Each line of the listing must be transcribed exactly, except for the images, which should be excluded.
# start of Provided information
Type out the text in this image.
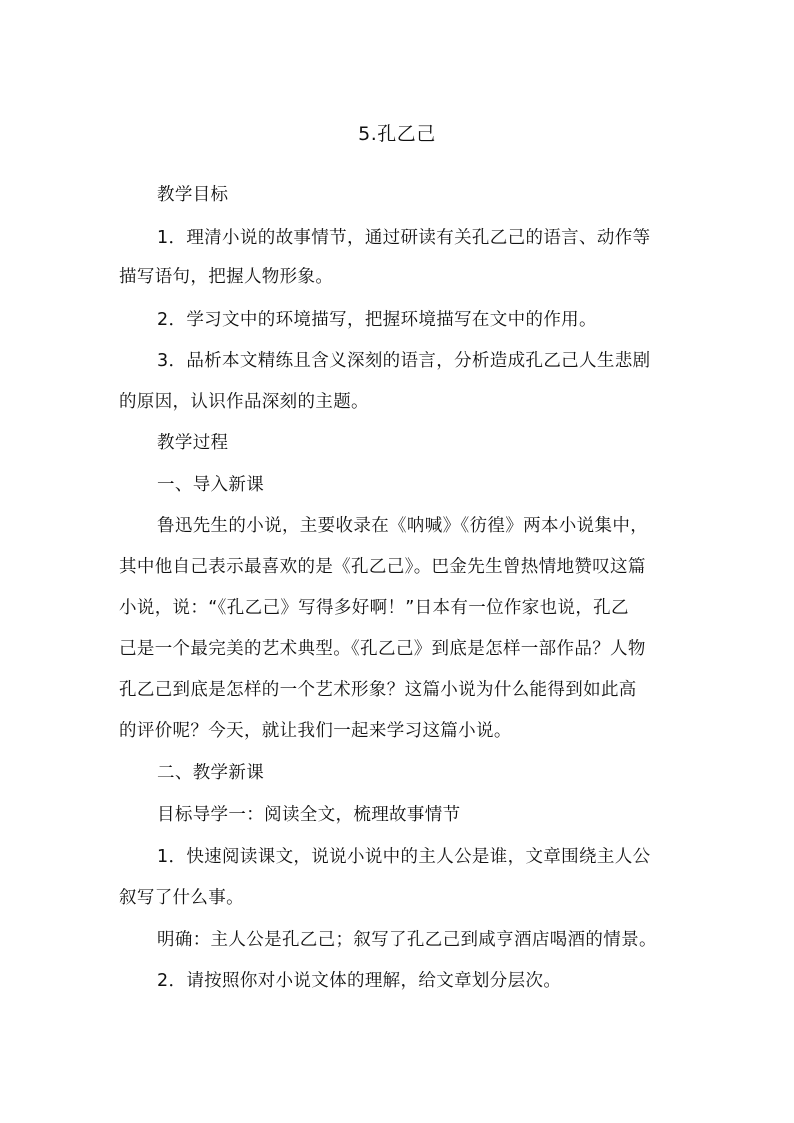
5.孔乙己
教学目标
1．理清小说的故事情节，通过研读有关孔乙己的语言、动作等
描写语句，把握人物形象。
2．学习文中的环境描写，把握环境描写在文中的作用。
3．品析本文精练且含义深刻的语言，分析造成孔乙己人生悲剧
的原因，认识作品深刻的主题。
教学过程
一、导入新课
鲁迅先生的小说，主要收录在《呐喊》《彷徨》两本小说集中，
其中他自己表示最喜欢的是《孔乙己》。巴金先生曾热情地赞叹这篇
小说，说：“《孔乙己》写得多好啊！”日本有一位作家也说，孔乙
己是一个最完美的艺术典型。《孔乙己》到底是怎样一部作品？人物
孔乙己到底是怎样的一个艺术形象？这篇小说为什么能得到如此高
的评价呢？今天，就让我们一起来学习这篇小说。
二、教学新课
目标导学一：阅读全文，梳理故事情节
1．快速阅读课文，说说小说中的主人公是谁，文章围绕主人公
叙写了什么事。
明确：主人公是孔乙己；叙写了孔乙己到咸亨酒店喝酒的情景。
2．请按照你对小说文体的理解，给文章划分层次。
# end of Provided information
Completed exercise:
Type out the text in this image.
5.孔乙己
教学目标
1．理清小说的故事情节，通过研读有关孔乙己的语言、动作等
描写语句，把握人物形象。
2．学习文中的环境描写，把握环境描写在文中的作用。
3．品析本文精练且含义深刻的语言，分析造成孔乙己人生悲剧
的原因，认识作品深刻的主题。
教学过程
一、导入新课
鲁迅先生的小说，主要收录在《呐喊》《彷徨》两本小说集中，
其中他自己表示最喜欢的是《孔乙己》。巴金先生曾热情地赞叹这篇
小说，说：“《孔乙己》写得多好啊！”日本有一位作家也说，孔乙
己是一个最完美的艺术典型。《孔乙己》到底是怎样一部作品？人物
孔乙己到底是怎样的一个艺术形象？这篇小说为什么能得到如此高
的评价呢？今天，就让我们一起来学习这篇小说。
二、教学新课
目标导学一：阅读全文，梳理故事情节
1．快速阅读课文，说说小说中的主人公是谁，文章围绕主人公
叙写了什么事。
明确：主人公是孔乙己；叙写了孔乙己到咸亨酒店喝酒的情景。
2．请按照你对小说文体的理解，给文章划分层次。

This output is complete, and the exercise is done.